> Trecho fornecido
....................

Em Itajubá, especialistas, deputados e representantes da sociedade civil debateram problemas e possíveis soluções
A região Sul de Minas vem registrando uma tendência de aumento da temperatura média diária e redução do nível de chuva, impactando fortemente na produção agrícola e na frequência de eventos extremos de clima. A preocupação ainda é maior ao se constatar que 80 mil pessoas da região moram em áreas de risco, com destaque para os municípios de Careaçu, onde 31,66% dos moradores estão nessa situação, e Itajubá, com 28,80% dos moradores nessas localidades.
Esses são alguns dados revelados nesta segunda-feira (27/5/24), em Itajubá, durante o segundo encontro regional do Seminário Técnico Crise Climática em Minas Gerais: Desafios na Convivência com a Seca e a Chuva Extrema, realizado pela Assembleia Legislativa de Minas Gerais (ALMG).
Durante a manhã, o professor da Universidade Federal de Itajubá (Unifei), Benedito Cláudio da Silva, apresentou um panorama climatológico da região. Ele citou o exemplo da cidade de Passa Quatro que, desde 2008, vem apresentando aumento da temperatura. Em 2023, a cidade, que era conhecida por seu clima ameno, chegou a registrar 38°. Por outro lado, a mínima chegou a 3°.

....................

> Dados de entrada

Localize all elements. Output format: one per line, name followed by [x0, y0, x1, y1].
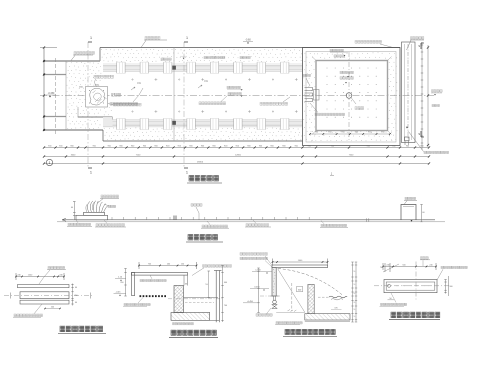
svg-text:0.450: 0.450 — [254, 286, 260, 288]
svg-text:25800: 25800 — [197, 161, 204, 163]
svg-text:S: S — [418, 132, 420, 136]
svg-text:50: 50 — [353, 284, 355, 286]
svg-text:50: 50 — [353, 271, 355, 273]
svg-text:50: 50 — [353, 302, 355, 304]
svg-text:700: 700 — [224, 305, 227, 307]
svg-text:60: 60 — [75, 302, 77, 304]
svg-text:S: S — [418, 44, 420, 48]
svg-text:250: 250 — [74, 295, 77, 297]
svg-text:70: 70 — [380, 267, 382, 269]
svg-text:-0.450: -0.450 — [247, 301, 254, 303]
svg-text:-0.60: -0.60 — [245, 39, 251, 42]
svg-text:850: 850 — [121, 282, 124, 284]
svg-text:300: 300 — [449, 286, 452, 288]
svg-text:60: 60 — [75, 287, 77, 289]
svg-text:1: 1 — [186, 36, 188, 40]
svg-text:1: 1 — [186, 171, 188, 175]
svg-text:-0.45: -0.45 — [116, 292, 122, 294]
svg-text:50: 50 — [353, 309, 355, 311]
svg-text:500: 500 — [51, 306, 54, 308]
svg-text:50: 50 — [353, 293, 355, 295]
svg-text:1: 1 — [90, 36, 92, 40]
svg-text:600: 600 — [224, 282, 227, 284]
svg-text:500: 500 — [402, 264, 405, 266]
svg-text:240: 240 — [386, 264, 389, 266]
svg-text:700: 700 — [205, 284, 208, 286]
svg-text:12800: 12800 — [235, 154, 242, 156]
svg-text:1: 1 — [90, 171, 92, 175]
svg-text:50: 50 — [353, 316, 355, 318]
svg-text:1: 1 — [49, 161, 51, 165]
svg-text:300: 300 — [298, 289, 301, 291]
svg-text:240: 240 — [429, 264, 432, 266]
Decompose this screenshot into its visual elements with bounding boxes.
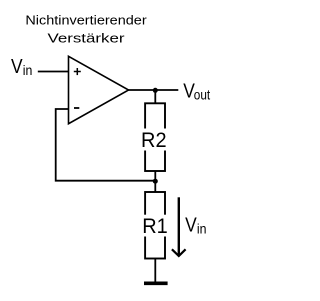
svg-text:R2: R2 <box>141 128 167 152</box>
svg-text:out: out <box>194 87 210 103</box>
wire Vin to + input <box>38 71 69 73</box>
wire output node to R2 <box>154 90 156 103</box>
arrow Vin across R1 <box>172 197 186 256</box>
wire R1 to ground <box>154 259 156 283</box>
ground <box>144 281 168 285</box>
wire feedback node to R1 <box>154 181 156 192</box>
title <box>25 12 147 45</box>
svg-text:in: in <box>197 220 207 236</box>
svg-text:Verstärker: Verstärker <box>48 30 126 45</box>
pin + (non-inverting input) <box>74 68 81 75</box>
wire op-amp output <box>129 89 179 91</box>
wire feedback loop <box>56 109 156 181</box>
op-amp U1 <box>69 56 129 123</box>
junction feedback node <box>153 179 158 184</box>
svg-text:R1: R1 <box>142 214 168 238</box>
node Vin input label <box>11 56 32 78</box>
node Vout label <box>183 80 210 102</box>
junction output node <box>153 88 158 93</box>
svg-text:in: in <box>23 62 33 78</box>
resistor R2 <box>141 103 170 171</box>
resistor R1 <box>141 192 170 259</box>
pin - (inverting input) <box>74 107 79 109</box>
svg-text:Nichtinvertierender: Nichtinvertierender <box>25 12 147 27</box>
label Vin across R1 <box>185 214 206 236</box>
svg-text:V: V <box>185 214 197 236</box>
svg-text:V: V <box>11 56 23 78</box>
wire R2 to feedback node <box>154 171 156 181</box>
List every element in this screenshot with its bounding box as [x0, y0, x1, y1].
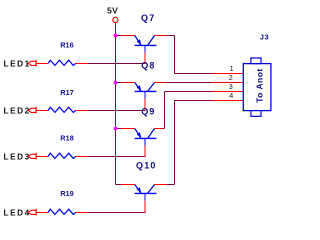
svg-text:1: 1	[230, 64, 234, 73]
power symbol 5V	[107, 5, 118, 25]
port LED3	[28, 153, 36, 160]
svg-text:5V: 5V	[107, 5, 118, 15]
wire 5V rail	[115, 25, 117, 185]
svg-text:LED4: LED4	[4, 209, 31, 218]
svg-text:Q10: Q10	[136, 161, 157, 171]
junction node at Q8 emitter	[114, 81, 118, 85]
svg-text:LED3: LED3	[4, 153, 31, 162]
transistor Q8	[116, 60, 167, 110]
wire Q8 collector to J3 pin 2	[167, 82, 212, 84]
connector J3	[211, 32, 271, 116]
transistor Q9	[116, 107, 164, 157]
svg-text:R19: R19	[60, 189, 74, 198]
wire Q10 collector to J3 pin 4	[167, 101, 212, 185]
resistor R16	[37, 40, 88, 65]
svg-text:To Anot: To Anot	[255, 68, 265, 103]
wire LED1 to base Q7	[88, 63, 146, 65]
svg-text:3: 3	[229, 82, 233, 91]
pin 1	[211, 73, 243, 75]
junction node at Q7 emitter	[114, 34, 118, 38]
port LED4	[28, 209, 36, 216]
wire Q7 collector to J3 pin 1	[167, 36, 212, 74]
port LED2	[28, 107, 36, 114]
svg-text:Q7: Q7	[141, 13, 155, 23]
svg-text:LED1: LED1	[4, 60, 31, 69]
transistor Q10	[116, 161, 167, 213]
svg-text:LED2: LED2	[4, 107, 31, 116]
port LED1	[28, 60, 36, 67]
svg-text:Q8: Q8	[141, 60, 155, 70]
resistor R19	[37, 189, 88, 215]
transistor Q7	[116, 13, 167, 64]
wire LED2 to base Q8	[88, 110, 146, 112]
junction node at Q9 emitter	[114, 127, 118, 131]
svg-text:J3: J3	[260, 32, 269, 41]
svg-text:R18: R18	[60, 133, 74, 142]
resistor R18	[37, 133, 88, 158]
wire LED3 to base Q9	[88, 156, 146, 158]
connector bottom tab	[251, 111, 261, 117]
svg-text:4: 4	[229, 91, 233, 100]
svg-text:R17: R17	[60, 88, 74, 97]
pin 2	[211, 82, 243, 84]
svg-text:Q9: Q9	[141, 107, 155, 117]
wire Q9 collector to J3 pin 3	[164, 92, 212, 129]
pin 3	[211, 91, 243, 93]
svg-text:2: 2	[229, 73, 233, 82]
svg-text:R16: R16	[60, 40, 74, 49]
pin 4	[211, 100, 243, 102]
connector top tab	[251, 58, 261, 64]
wire LED4 to base Q10	[88, 212, 146, 214]
resistor R17	[37, 88, 88, 113]
connector body	[243, 64, 271, 111]
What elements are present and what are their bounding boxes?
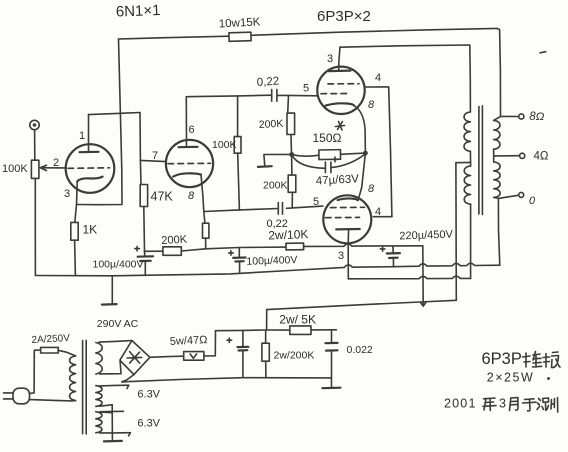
- wire feedback riser and cathode line: [77, 39, 123, 205]
- tube V1b 6N1 triode: [166, 140, 213, 187]
- svg-text:10w15K: 10w15K: [219, 16, 261, 30]
- svg-text:290V AC: 290V AC: [97, 318, 139, 330]
- grid dashes V1b: [168, 162, 211, 164]
- fuse 2A/250V: [41, 347, 59, 353]
- resistor 2w/10K: [286, 243, 304, 250]
- wire HV top to bridge: [99, 341, 132, 343]
- svg-text:2w/ 5K: 2w/ 5K: [279, 313, 316, 327]
- svg-text:6.3V: 6.3V: [137, 389, 160, 401]
- svg-text:5w/47Ω: 5w/47Ω: [170, 334, 208, 348]
- wire plate rail upper 6P3P to OPT: [340, 45, 470, 112]
- resistor 100K splitter plate: [234, 137, 241, 154]
- ground symbol heater: [104, 440, 122, 443]
- terminal 4ohm: [520, 153, 525, 158]
- ground bus main: [35, 263, 499, 276]
- wire 47K bottom to node B3: [143, 207, 146, 252]
- wire bridge negative jog: [122, 375, 134, 382]
- svg-text:150Ω: 150Ω: [313, 131, 342, 145]
- wire 200K to junction: [290, 135, 293, 155]
- OPT primary coil upper: [464, 112, 470, 151]
- capacitor 0.022: [331, 330, 333, 343]
- wire grid-leak stub: [264, 154, 292, 165]
- wire CT horizontal: [456, 161, 471, 163]
- resistor 200K upper: [287, 113, 295, 134]
- plus sign PSU cap: [227, 338, 232, 343]
- svg-text:200K: 200K: [259, 118, 284, 131]
- svg-text:2A/250V: 2A/250V: [31, 333, 70, 346]
- mark inside 47ohm: [190, 354, 196, 358]
- wire 0 tap: [494, 195, 518, 198]
- svg-text:100K: 100K: [2, 163, 28, 175]
- resistor 47K: [140, 185, 147, 207]
- wire 47ohm riser: [204, 331, 216, 356]
- wire pot wiper to grid V1a: [43, 167, 66, 169]
- plus sign cap1: [135, 246, 140, 251]
- wire V1a plate horizontal: [89, 113, 141, 115]
- wire B2 to 10K: [206, 247, 286, 249]
- svg-text:6P3P×2: 6P3P×2: [317, 8, 371, 25]
- svg-text:8: 8: [368, 183, 375, 195]
- wire 200K upper top: [287, 95, 290, 113]
- wire grid4 wire V2 pin4: [365, 86, 389, 88]
- tube V2 upper 6P3P: [317, 67, 364, 114]
- grid dashes V3: [326, 216, 360, 218]
- screen dashes V2: [328, 83, 359, 85]
- resistor 200K horizontal: [163, 247, 181, 256]
- svg-text:4: 4: [375, 72, 381, 84]
- OPT primary tap jog: [469, 151, 471, 166]
- wire junction to 200K lower: [291, 155, 293, 176]
- wire 100K cathode bottom: [205, 238, 207, 249]
- svg-text:6N1×1: 6N1×1: [116, 2, 161, 21]
- grid dashes V2: [321, 93, 350, 95]
- svg-text:100µ/400V: 100µ/400V: [93, 259, 144, 271]
- wire 100K splitter top: [237, 96, 239, 137]
- wire cap lower left: [240, 209, 279, 210]
- svg-text:8Ω: 8Ω: [529, 111, 544, 123]
- arrowhead at H3: [421, 302, 426, 306]
- svg-text:47K: 47K: [151, 190, 174, 204]
- wire to 150ohm: [292, 155, 319, 157]
- svg-text:0.022: 0.022: [347, 344, 373, 356]
- svg-text:2×25W: 2×25W: [487, 370, 534, 384]
- screen dashes V3: [331, 206, 365, 208]
- capacitor 47u/63V plates: [324, 162, 326, 173]
- asterisk mark: [336, 122, 345, 131]
- PT core: [82, 341, 84, 434]
- wire bleeder bottom: [265, 361, 267, 377]
- wire 4ohm tap: [494, 149, 519, 156]
- plus sign cap2: [229, 251, 234, 255]
- svg-text:0,22: 0,22: [256, 75, 279, 89]
- glyph yu: [523, 399, 537, 411]
- wire 1K to ground bus: [74, 240, 77, 275]
- OPT secondary coil lower: [494, 162, 500, 197]
- wire plate node down to 47K: [140, 113, 141, 185]
- ground symbol 0.022: [322, 387, 340, 390]
- wire 6.3V A top lead: [100, 385, 129, 388]
- cathode V1b: [173, 173, 201, 176]
- plate bar V2: [329, 69, 351, 72]
- wire V1a plate lead: [88, 115, 90, 152]
- bridge asterisk: [127, 352, 142, 364]
- wire H3 PSU to Bplus: [267, 300, 457, 309]
- svg-text:7: 7: [152, 150, 158, 162]
- capacitor 0,22 upper: [271, 89, 273, 101]
- resistor 5w/47ohm: [184, 352, 204, 361]
- svg-text:2: 2: [53, 157, 59, 169]
- wire PSU top node: [216, 329, 290, 332]
- OPT secondary coil upper: [494, 120, 500, 149]
- wire cathode V1a down: [75, 182, 77, 223]
- wire 200K horiz left: [145, 250, 163, 252]
- bridge rectifier diamond: [120, 341, 150, 375]
- wire jack to pot: [34, 130, 36, 160]
- svg-text:2w/10K: 2w/10K: [268, 227, 308, 242]
- svg-text:8: 8: [188, 190, 195, 202]
- dot mark: [547, 377, 550, 380]
- resistor 2w/200K bleeder: [262, 343, 269, 361]
- svg-text:1K: 1K: [83, 223, 98, 237]
- svg-text:100µ/400V: 100µ/400V: [246, 254, 297, 268]
- glyph tui: [523, 352, 542, 368]
- svg-text:2w/200K: 2w/200K: [274, 350, 315, 362]
- plate bar V1b: [179, 146, 198, 149]
- svg-text:3: 3: [327, 53, 333, 65]
- wire 0-tap drop: [498, 198, 499, 265]
- svg-text:3: 3: [64, 188, 70, 200]
- stub bar: [258, 165, 272, 168]
- svg-text:47µ/63V: 47µ/63V: [316, 173, 360, 187]
- wire plate lead lower 6P3P down: [347, 229, 349, 278]
- svg-text:8: 8: [368, 99, 375, 111]
- svg-text:3: 3: [338, 250, 344, 262]
- resistor R-FB 10w15K: [229, 32, 251, 41]
- svg-text:100K: 100K: [212, 139, 237, 151]
- wire cathode node to 100K: [204, 212, 205, 224]
- capacitor 100u/400V first: [144, 251, 146, 256]
- capacitor 0,22 lower: [282, 203, 284, 215]
- wire feedback drop to 8ohm tap: [497, 28, 501, 116]
- wire 10K to Bplus corner with hop: [304, 244, 423, 247]
- wire 200K lower to node: [291, 192, 293, 208]
- PT primary coil: [70, 356, 76, 401]
- wire 100K splitter bottom: [238, 153, 240, 210]
- wire plate lead V1b up: [185, 97, 187, 147]
- plate bar V3: [336, 228, 360, 231]
- grid dashes V1a: [68, 167, 110, 170]
- wire grid V1b: [140, 160, 166, 161]
- tube V1a 6N1 triode: [66, 144, 115, 193]
- wire bridge output to 47ohm: [150, 356, 184, 357]
- wire node to cap 0,22 lower: [287, 207, 293, 209]
- wire feedback rail left: [119, 36, 230, 39]
- glyph zhou: [551, 398, 558, 413]
- junction dot right: [363, 151, 368, 156]
- svg-text:2001: 2001: [444, 397, 477, 411]
- resistor 200K lower: [288, 175, 296, 192]
- resistor 1K: [71, 222, 78, 240]
- plug prongs: [4, 393, 14, 399]
- wire plug to PT primary bottom: [30, 400, 76, 401]
- svg-text:6P3P: 6P3P: [482, 350, 522, 368]
- wire plug to fuse: [30, 350, 41, 393]
- wire secondary top lead: [494, 117, 501, 121]
- capacitor 47u/63V arc right: [331, 154, 365, 168]
- cathode V1a: [77, 177, 102, 182]
- plus sign 47u: [333, 157, 338, 162]
- terminal 0: [519, 192, 524, 197]
- wire 8ohm tap: [501, 115, 519, 117]
- svg-text:6: 6: [189, 124, 195, 136]
- terminal 8ohm: [519, 114, 524, 119]
- plate bar V1a: [80, 151, 99, 154]
- PT 6.3V winding B: [96, 412, 102, 433]
- glyph nian: [483, 398, 496, 411]
- wire 5K right: [311, 329, 336, 331]
- svg-text:5: 5: [303, 83, 309, 95]
- stray mark: [540, 52, 546, 53]
- capacitor 47u/63V arc left: [292, 155, 325, 168]
- wire secondary gap: [493, 156, 495, 162]
- wire bleeder top: [265, 330, 267, 343]
- wire pot bottom to ground bus: [34, 178, 36, 275]
- resistor 150ohm: [319, 150, 341, 160]
- glyph shen: [537, 398, 549, 411]
- wire heater CT: [111, 405, 113, 440]
- glyph yue: [510, 398, 519, 411]
- potentiometer 100K input: [31, 160, 39, 178]
- ground symbol amp: [102, 303, 117, 306]
- svg-text:200K: 200K: [263, 180, 288, 192]
- PSU ground bus: [122, 378, 332, 382]
- OPT primary coil lower: [464, 166, 470, 204]
- svg-text:0: 0: [529, 195, 536, 207]
- plus sign 220u: [380, 247, 385, 252]
- wire screen vertical pin4: [389, 87, 392, 217]
- wire cathode V1b lead: [201, 175, 204, 212]
- wire cathode V2 to junction: [354, 106, 365, 153]
- wire Bplus vertical to CT: [455, 163, 457, 301]
- arrowhead wiper: [40, 165, 46, 170]
- wire Bplus down to H3: [422, 246, 424, 306]
- wire 6.3V B bottom lead: [100, 433, 131, 436]
- input jack: [30, 120, 39, 129]
- cathode V3: [338, 198, 359, 200]
- OPT core: [478, 107, 480, 215]
- wire 6.3V A bottom lead: [100, 405, 113, 406]
- svg-text:3: 3: [499, 397, 506, 411]
- wire cathode V3 lead: [358, 153, 365, 200]
- wire grid lower 6P3P: [292, 206, 323, 208]
- svg-text:1: 1: [79, 130, 85, 142]
- wire 6.3V B top lead: [100, 411, 113, 414]
- svg-text:6.3V: 6.3V: [137, 418, 160, 430]
- wire feedback rail right: [251, 28, 497, 35]
- wire HV bottom to bridge: [100, 361, 122, 374]
- capacitor 220u/450V: [392, 246, 394, 253]
- svg-text:200K: 200K: [161, 234, 188, 247]
- wire plate rail V1b: [186, 95, 271, 97]
- cathode V2: [326, 103, 354, 105]
- PT HV secondary coil: [96, 343, 102, 375]
- wire fuse to PT primary: [58, 350, 75, 356]
- resistor 2w/5K: [290, 326, 311, 335]
- wire cathode rail V1b: [204, 210, 240, 212]
- wire cap to grid upper 6P3P: [277, 94, 317, 96]
- svg-text:4: 4: [375, 206, 381, 218]
- wire H2 plate to OPT bottom: [348, 276, 470, 279]
- svg-text:220µ/450V: 220µ/450V: [399, 229, 453, 243]
- junction dot left: [289, 152, 294, 157]
- PT 6.3V winding A: [96, 386, 102, 407]
- AC plug: [13, 388, 30, 404]
- bar heater tap: [100, 410, 123, 412]
- wire plate lead V2: [339, 47, 340, 71]
- wire 200K horiz right: [181, 249, 205, 251]
- wire 150ohm to cathode junction: [341, 153, 366, 154]
- svg-text:4Ω: 4Ω: [534, 151, 549, 163]
- ground stub: [111, 277, 113, 304]
- wire OPT primary bottom drop: [470, 204, 472, 278]
- tube V3 lower 6P3P: [323, 195, 371, 243]
- svg-text:5: 5: [313, 196, 319, 208]
- capacitor PSU filter: [242, 330, 244, 346]
- glyph wan: [543, 352, 560, 368]
- resistor 100K cathode: [203, 223, 209, 238]
- wire 5K node riser to H3: [266, 310, 268, 330]
- wire pin4 lower 6P3P: [373, 216, 392, 218]
- capacitor 100u/400V second: [238, 248, 240, 258]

....................

> Complete o seguinte
[a] Segundo o trecho sobre o clima no Sul de Minas, quantas pessoas da região moram em áreas de risco?
[b] Disponha como lista JSON de strings, uma por linha, as linhas dos registros que começam na que contém "64, 234, 73]" e terminam na que contém "wire LED3 to", incluindo as duas.
O trecho e os registros têm origens distintas.

> Respostas por tarefa
[a] 80 mil pessoas.

[b]
[
  "svg-text:1: 1\t[230, 64, 234, 73]",
  "power symbol 5V\t[107, 5, 118, 25]",
  "port LED3\t[28, 153, 36, 160]",
  "svg-text:5V: 5V\t[107, 5, 118, 15]",
  "wire 5V rail\t[115, 25, 117, 185]",
  "svg-text:LED4: LED4\t[4, 209, 31, 218]",
  "svg-text:Q10: Q10\t[136, 161, 157, 171]",
  "junction node at Q8 emitter\t[114, 81, 118, 85]",
  "svg-text:LED3: LED3\t[4, 153, 31, 162]",
  "transistor Q8\t[116, 60, 167, 110]",
  "wire Q8 collector to J3 pin 2\t[167, 82, 212, 84]",
  "connector J3\t[211, 32, 271, 116]",
  "transistor Q9\t[116, 107, 164, 157]",
  "svg-text:R19: R19\t[60, 189, 74, 198]",
  "wire Q10 collector to J3 pin 4\t[167, 101, 212, 185]",
  "resistor R16\t[37, 40, 88, 65]",
  "svg-text:To Anot: To Anot\t[255, 68, 265, 103]",
  "wire LED1 to base Q7\t[88, 63, 146, 65]",
  "svg-text:3: 3\t[229, 82, 233, 91]",
  "pin 1\t[211, 73, 243, 75]",
  "junction node at Q7 emitter\t[114, 34, 118, 38]",
  "port LED4\t[28, 209, 36, 216]",
  "wire Q7 collector to J3 pin 1\t[167, 36, 212, 74]",
  "port LED2\t[28, 107, 36, 114]",
  "svg-text:Q7: Q7\t[141, 13, 155, 23]",
  "svg-text:LED1: LED1\t[4, 60, 31, 69]",
  "transistor Q10\t[116, 161, 167, 213]",
  "svg-text:LED2: LED2\t[4, 107, 31, 116]",
  "port LED1\t[28, 60, 36, 67]",
  "svg-text:Q8: Q8\t[141, 60, 155, 70]",
  "resistor R19\t[37, 189, 88, 215]",
  "transistor Q7\t[116, 13, 167, 64]",
  "wire LED2 to base Q8\t[88, 110, 146, 112]",
  "junction node at Q9 emitter\t[114, 127, 118, 131]",
  "svg-text:J3: J3\t[260, 32, 269, 41]",
  "svg-text:R18: R18\t[60, 133, 74, 142]",
  "resistor R18\t[37, 133, 88, 158]",
  "wire LED3 to base Q9\t[88, 156, 146, 158]"
]